_What is needed_
Copy every line of the data in which the word "label" occurs.

===== Records provided

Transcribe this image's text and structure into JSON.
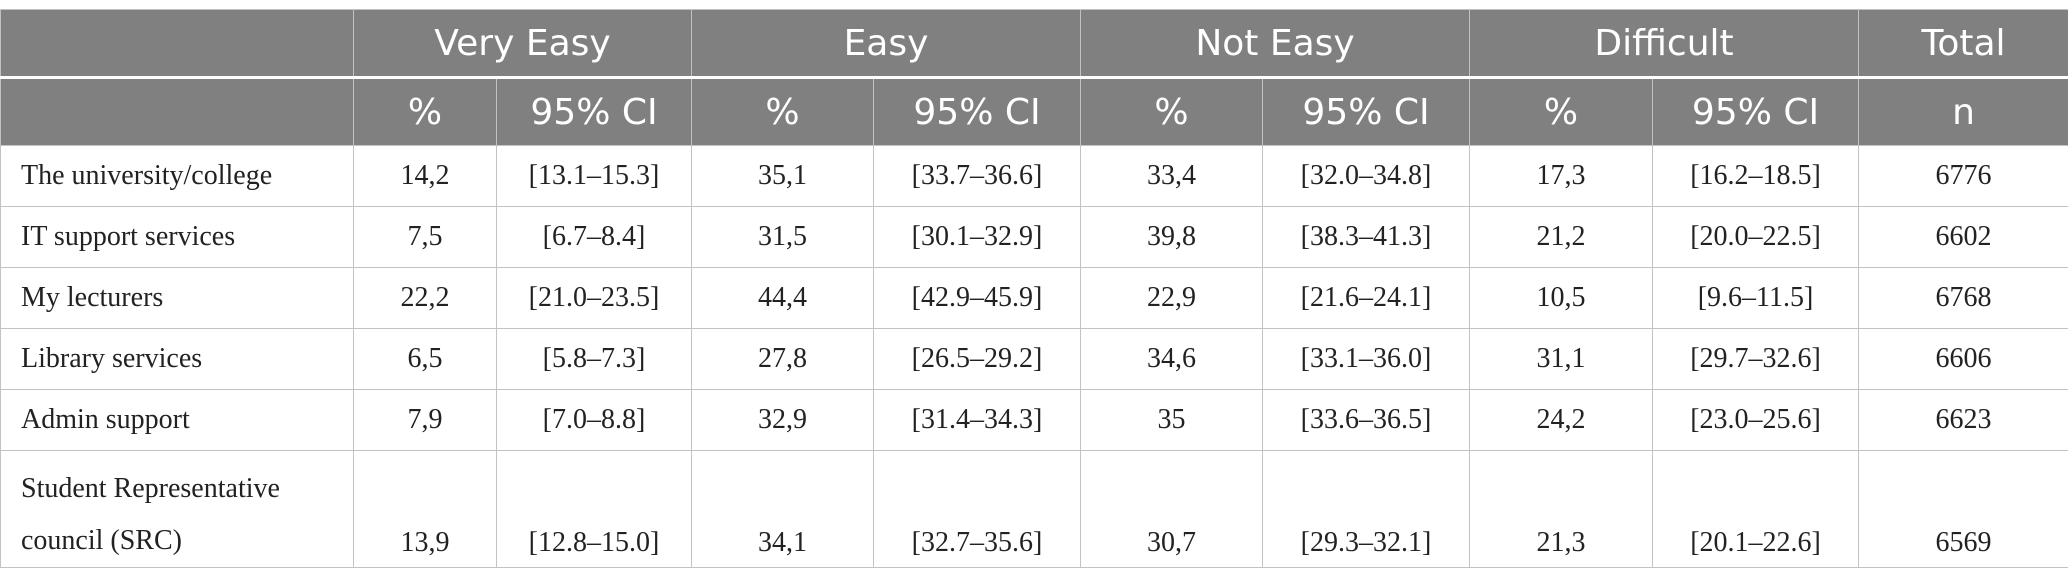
{
  "table": {
    "group_headers": [
      "Very Easy",
      "Easy",
      "Not Easy",
      "Difficult",
      "Total"
    ],
    "sub_headers": [
      "%",
      "95% CI",
      "%",
      "95% CI",
      "%",
      "95% CI",
      "%",
      "95% CI",
      "n"
    ],
    "rows": [
      {
        "label": "The university/college",
        "cells": [
          "14,2",
          "[13.1–15.3]",
          "35,1",
          "[33.7–36.6]",
          "33,4",
          "[32.0–34.8]",
          "17,3",
          "[16.2–18.5]",
          "6776"
        ]
      },
      {
        "label": "IT support services",
        "cells": [
          "7,5",
          "[6.7–8.4]",
          "31,5",
          "[30.1–32.9]",
          "39,8",
          "[38.3–41.3]",
          "21,2",
          "[20.0–22.5]",
          "6602"
        ]
      },
      {
        "label": "My lecturers",
        "cells": [
          "22,2",
          "[21.0–23.5]",
          "44,4",
          "[42.9–45.9]",
          "22,9",
          "[21.6–24.1]",
          "10,5",
          "[9.6–11.5]",
          "6768"
        ]
      },
      {
        "label": "Library services",
        "cells": [
          "6,5",
          "[5.8–7.3]",
          "27,8",
          "[26.5–29.2]",
          "34,6",
          "[33.1–36.0]",
          "31,1",
          "[29.7–32.6]",
          "6606"
        ]
      },
      {
        "label": "Admin support",
        "cells": [
          "7,9",
          "[7.0–8.8]",
          "32,9",
          "[31.4–34.3]",
          "35",
          "[33.6–36.5]",
          "24,2",
          "[23.0–25.6]",
          "6623"
        ]
      },
      {
        "label": "Student Representative council (SRC)",
        "cells": [
          "13,9",
          "[12.8–15.0]",
          "34,1",
          "[32.7–35.6]",
          "30,7",
          "[29.3–32.1]",
          "21,3",
          "[20.1–22.6]",
          "6569"
        ]
      }
    ]
  },
  "colors": {
    "header_background": "#808080",
    "header_text": "#ffffff",
    "border": "#c2c2c2"
  }
}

==========

_Answer for the task_
        "label": "The university/college",
        "label": "IT support services",
        "label": "My lecturers",
        "label": "Library services",
        "label": "Admin support",
        "label": "Student Representative council (SRC)",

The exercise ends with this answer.